WORK INSTRUCTIONS: Keep only the lines where "mantissa" appears.

LISTING:
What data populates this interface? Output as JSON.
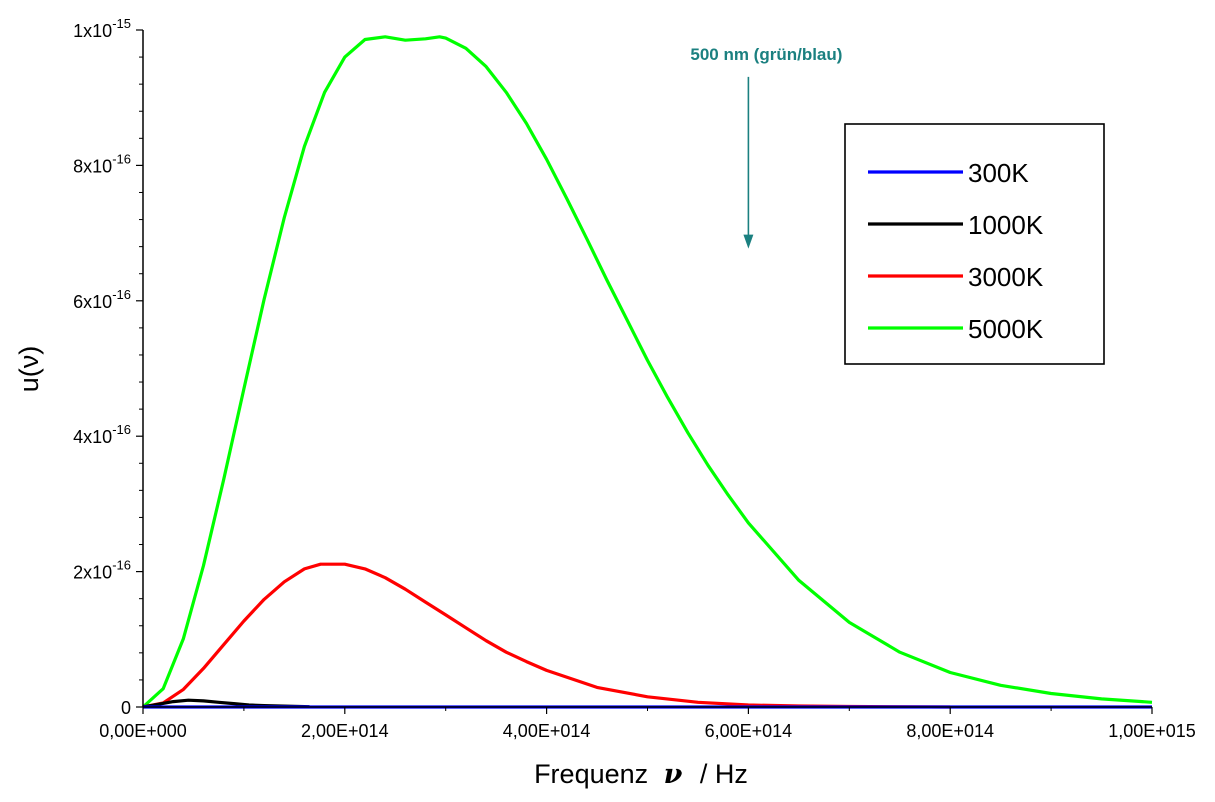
{
  "colors": {
    "300K": "#0000ff",
    "1000K": "#000000",
    "3000K": "#ff0000",
    "5000K": "#00ff00",
    "annotation": "#1b8080"
  },
  "chart_data": {
    "type": "line",
    "title": "",
    "xlabel_text": "Frequenz",
    "xlabel_symbol": "ν",
    "xlabel_unit": "/ Hz",
    "ylabel": "u(ν)",
    "xlim": [
      0,
      1000000000000000.0
    ],
    "ylim": [
      0,
      1e-15
    ],
    "x_ticks": [
      {
        "value": 0,
        "label": "0,00E+000"
      },
      {
        "value": 200000000000000.0,
        "label": "2,00E+014"
      },
      {
        "value": 400000000000000.0,
        "label": "4,00E+014"
      },
      {
        "value": 600000000000000.0,
        "label": "6,00E+014"
      },
      {
        "value": 800000000000000.0,
        "label": "8,00E+014"
      },
      {
        "value": 1000000000000000.0,
        "label": "1,00E+015"
      }
    ],
    "y_ticks": [
      {
        "value": 0,
        "mantissa": "0",
        "exponent": ""
      },
      {
        "value": 2e-16,
        "mantissa": "2x10",
        "exponent": "-16"
      },
      {
        "value": 4e-16,
        "mantissa": "4x10",
        "exponent": "-16"
      },
      {
        "value": 6e-16,
        "mantissa": "6x10",
        "exponent": "-16"
      },
      {
        "value": 8e-16,
        "mantissa": "8x10",
        "exponent": "-16"
      },
      {
        "value": 1e-15,
        "mantissa": "1x10",
        "exponent": "-15"
      }
    ],
    "legend_position": "top-right",
    "grid": false,
    "series": [
      {
        "name": "300K",
        "color": "#0000ff",
        "x": [
          0,
          100000000000000.0,
          200000000000000.0,
          400000000000000.0,
          600000000000000.0,
          800000000000000.0,
          1000000000000000.0
        ],
        "y": [
          0,
          0,
          0,
          0,
          0,
          0,
          0
        ]
      },
      {
        "name": "1000K",
        "color": "#000000",
        "x": [
          0,
          15000000000000.0,
          30000000000000.0,
          45000000000000.0,
          60000000000000.0,
          75000000000000.0,
          90000000000000.0,
          105000000000000.0,
          120000000000000.0,
          135000000000000.0,
          150000000000000.0,
          165000000000000.0
        ],
        "y": [
          0,
          4e-18,
          8e-18,
          1e-17,
          9e-18,
          7e-18,
          5e-18,
          3e-18,
          2e-18,
          1.5e-18,
          1e-18,
          5e-19
        ]
      },
      {
        "name": "3000K",
        "color": "#ff0000",
        "x": [
          0,
          20000000000000.0,
          40000000000000.0,
          60000000000000.0,
          80000000000000.0,
          100000000000000.0,
          120000000000000.0,
          140000000000000.0,
          160000000000000.0,
          176000000000000.0,
          200000000000000.0,
          220000000000000.0,
          240000000000000.0,
          260000000000000.0,
          280000000000000.0,
          300000000000000.0,
          320000000000000.0,
          340000000000000.0,
          360000000000000.0,
          380000000000000.0,
          400000000000000.0,
          450000000000000.0,
          500000000000000.0,
          550000000000000.0,
          600000000000000.0,
          650000000000000.0,
          700000000000000.0,
          800000000000000.0
        ],
        "y": [
          0,
          6e-18,
          2.6e-17,
          5.7e-17,
          9.2e-17,
          1.27e-16,
          1.59e-16,
          1.85e-16,
          2.04e-16,
          2.11e-16,
          2.11e-16,
          2.04e-16,
          1.91e-16,
          1.74e-16,
          1.55e-16,
          1.36e-16,
          1.17e-16,
          9.8e-17,
          8.1e-17,
          6.7e-17,
          5.4e-17,
          2.9e-17,
          1.5e-17,
          7e-18,
          3e-18,
          1.5e-18,
          7e-19,
          0
        ]
      },
      {
        "name": "5000K",
        "color": "#00ff00",
        "x": [
          0,
          20000000000000.0,
          40000000000000.0,
          60000000000000.0,
          80000000000000.0,
          100000000000000.0,
          120000000000000.0,
          140000000000000.0,
          160000000000000.0,
          180000000000000.0,
          200000000000000.0,
          220000000000000.0,
          240000000000000.0,
          260000000000000.0,
          280000000000000.0,
          294000000000000.0,
          300000000000000.0,
          320000000000000.0,
          340000000000000.0,
          360000000000000.0,
          380000000000000.0,
          400000000000000.0,
          420000000000000.0,
          440000000000000.0,
          460000000000000.0,
          480000000000000.0,
          500000000000000.0,
          520000000000000.0,
          540000000000000.0,
          560000000000000.0,
          580000000000000.0,
          600000000000000.0,
          650000000000000.0,
          700000000000000.0,
          750000000000000.0,
          800000000000000.0,
          850000000000000.0,
          900000000000000.0,
          950000000000000.0,
          1000000000000000.0
        ],
        "y": [
          0,
          2.7e-17,
          1.01e-16,
          2.09e-16,
          3.36e-16,
          4.7e-16,
          6.02e-16,
          7.23e-16,
          8.28e-16,
          9.08e-16,
          9.6e-16,
          9.86e-16,
          9.9e-16,
          9.85e-16,
          9.87e-16,
          9.9e-16,
          9.88e-16,
          9.73e-16,
          9.46e-16,
          9.08e-16,
          8.62e-16,
          8.09e-16,
          7.51e-16,
          6.91e-16,
          6.3e-16,
          5.71e-16,
          5.12e-16,
          4.57e-16,
          4.05e-16,
          3.57e-16,
          3.13e-16,
          2.72e-16,
          1.87e-16,
          1.25e-16,
          8.1e-17,
          5.1e-17,
          3.2e-17,
          2e-17,
          1.2e-17,
          7e-18
        ]
      }
    ],
    "annotations": [
      {
        "text": "500 nm (grün/blau)",
        "x": 600000000000000.0,
        "y_from": 9.1e-16,
        "y_to": 6.8e-16
      }
    ]
  }
}
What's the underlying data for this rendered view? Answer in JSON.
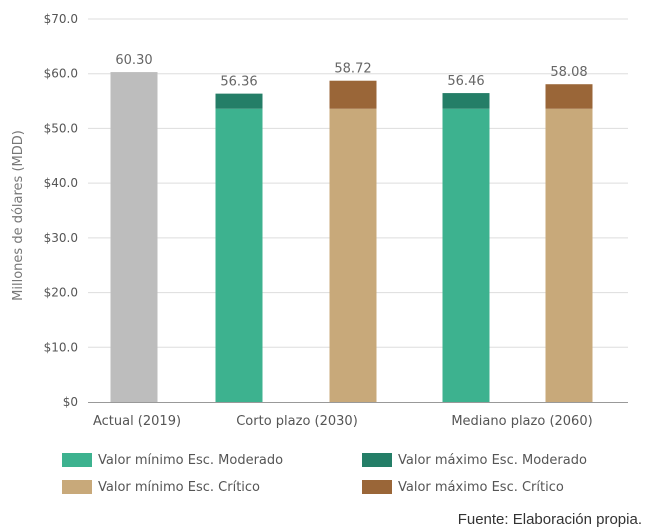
{
  "colors": {
    "actual": "#bdbdbd",
    "min_moderado": "#3db28f",
    "max_moderado": "#247e67",
    "min_critico": "#c8a97a",
    "max_critico": "#9a6638",
    "grid": "#dddddd",
    "axis": "#999999"
  },
  "chart_data": {
    "type": "bar",
    "stacked": true,
    "ylabel": "Millones de dólares (MDD)",
    "ylim": [
      0,
      70
    ],
    "yticks": [
      0,
      10,
      20,
      30,
      40,
      50,
      60,
      70
    ],
    "ytick_labels": [
      "$0",
      "$10.0",
      "$20.0",
      "$30.0",
      "$40.0",
      "$50.0",
      "$60.0",
      "$70.0"
    ],
    "grid": true,
    "legend_position": "bottom",
    "categories": [
      "Actual (2019)",
      "Corto plazo (2030)",
      "Mediano plazo (2060)"
    ],
    "bars": [
      {
        "category": "Actual (2019)",
        "segments": [
          {
            "key": "actual",
            "value": 60.3
          }
        ],
        "total_label": "60.30"
      },
      {
        "category": "Corto plazo (2030)",
        "segments": [
          {
            "key": "min_moderado",
            "value": 53.6
          },
          {
            "key": "max_moderado",
            "value": 2.76
          }
        ],
        "total_label": "56.36"
      },
      {
        "category": "Corto plazo (2030)",
        "segments": [
          {
            "key": "min_critico",
            "value": 53.6
          },
          {
            "key": "max_critico",
            "value": 5.12
          }
        ],
        "total_label": "58.72"
      },
      {
        "category": "Mediano plazo (2060)",
        "segments": [
          {
            "key": "min_moderado",
            "value": 53.6
          },
          {
            "key": "max_moderado",
            "value": 2.86
          }
        ],
        "total_label": "56.46"
      },
      {
        "category": "Mediano plazo (2060)",
        "segments": [
          {
            "key": "min_critico",
            "value": 53.6
          },
          {
            "key": "max_critico",
            "value": 4.48
          }
        ],
        "total_label": "58.08"
      }
    ],
    "legend": [
      {
        "key": "min_moderado",
        "label": "Valor mínimo Esc. Moderado"
      },
      {
        "key": "max_moderado",
        "label": "Valor máximo Esc. Moderado"
      },
      {
        "key": "min_critico",
        "label": "Valor mínimo Esc. Crítico"
      },
      {
        "key": "max_critico",
        "label": "Valor máximo Esc. Crítico"
      }
    ]
  },
  "source": "Fuente: Elaboración propia."
}
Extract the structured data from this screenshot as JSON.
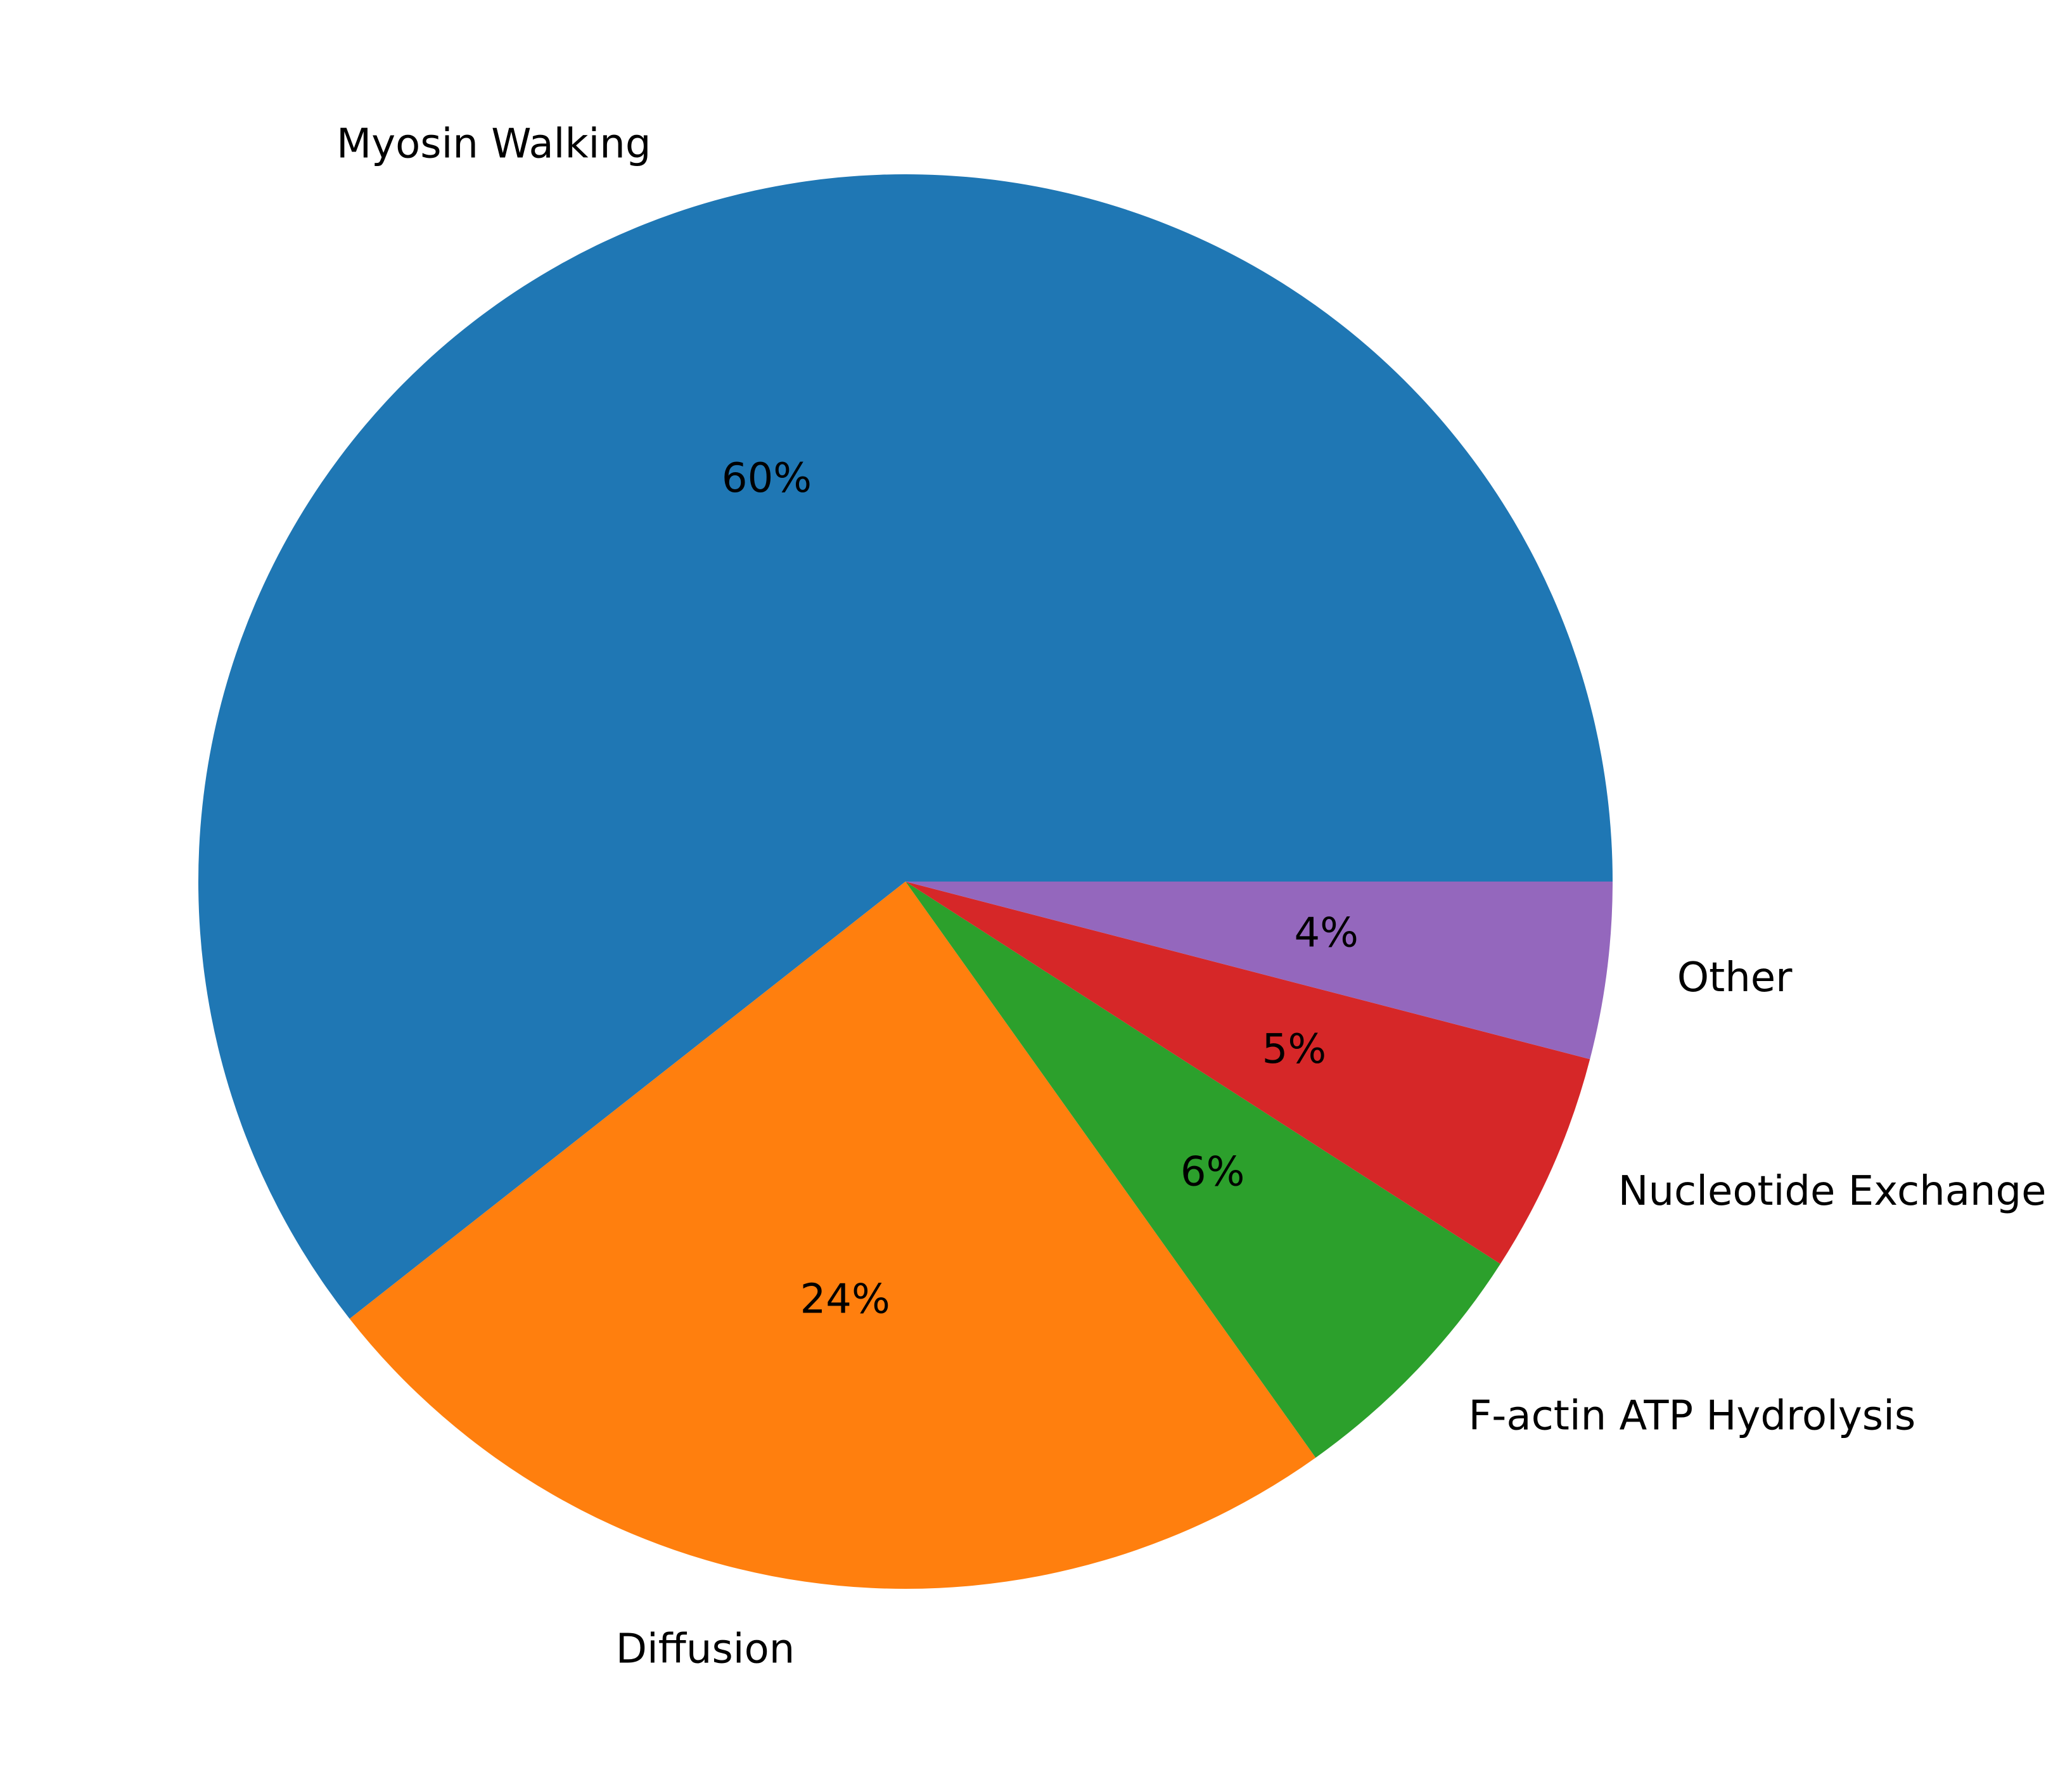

WORKED ANSWER:
        "mantissa": "0",
        "mantissa": "2x10",
        "mantissa": "4x10",
        "mantissa": "6x10",
        "mantissa": "8x10",
        "mantissa": "1x10",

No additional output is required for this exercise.